GIVEN ENTRIES:
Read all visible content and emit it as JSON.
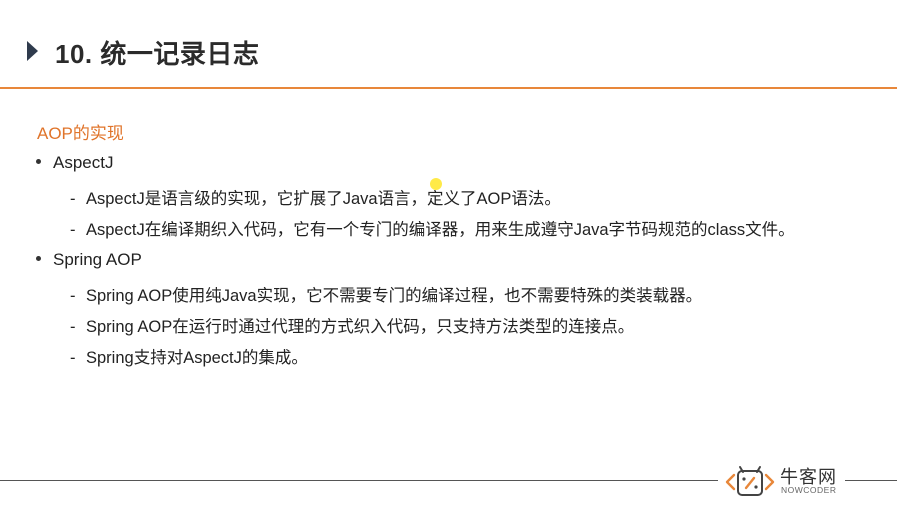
{
  "slide": {
    "title": "10. 统一记录日志",
    "section": "AOP的实现",
    "bullets": [
      {
        "label": "AspectJ",
        "subs": [
          "AspectJ是语言级的实现，它扩展了Java语言，定义了AOP语法。",
          "AspectJ在编译期织入代码，它有一个专门的编译器，用来生成遵守Java字节码规范的class文件。"
        ]
      },
      {
        "label": "Spring AOP",
        "subs": [
          "Spring AOP使用纯Java实现，它不需要专门的编译过程，也不需要特殊的类装载器。",
          "Spring AOP在运行时通过代理的方式织入代码，只支持方法类型的连接点。",
          "Spring支持对AspectJ的集成。"
        ]
      }
    ],
    "dash": "-"
  },
  "logo": {
    "cn": "牛客网",
    "en": "NOWCODER",
    "accent": "#e8873a"
  },
  "colors": {
    "header_line": "#e8873a",
    "section_heading": "#e0742a",
    "header_arrow": "#2f3b4d"
  },
  "icons": {
    "header_marker": "triangle-right-icon",
    "logo_mark": "nowcoder-logo-icon"
  }
}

GOAL: Copy all the entries word for word. Omit any pictures.

THE RESPONSE:
Read all visible content and emit it as JSON.
{
  "slide": {
    "title": "10. 统一记录日志",
    "section": "AOP的实现",
    "bullets": [
      {
        "label": "AspectJ",
        "subs": [
          "AspectJ是语言级的实现，它扩展了Java语言，定义了AOP语法。",
          "AspectJ在编译期织入代码，它有一个专门的编译器，用来生成遵守Java字节码规范的class文件。"
        ]
      },
      {
        "label": "Spring AOP",
        "subs": [
          "Spring AOP使用纯Java实现，它不需要专门的编译过程，也不需要特殊的类装载器。",
          "Spring AOP在运行时通过代理的方式织入代码，只支持方法类型的连接点。",
          "Spring支持对AspectJ的集成。"
        ]
      }
    ],
    "dash": "-"
  },
  "logo": {
    "cn": "牛客网",
    "en": "NOWCODER",
    "accent": "#e8873a"
  },
  "colors": {
    "header_line": "#e8873a",
    "section_heading": "#e0742a",
    "header_arrow": "#2f3b4d"
  },
  "icons": {
    "header_marker": "triangle-right-icon",
    "logo_mark": "nowcoder-logo-icon"
  }
}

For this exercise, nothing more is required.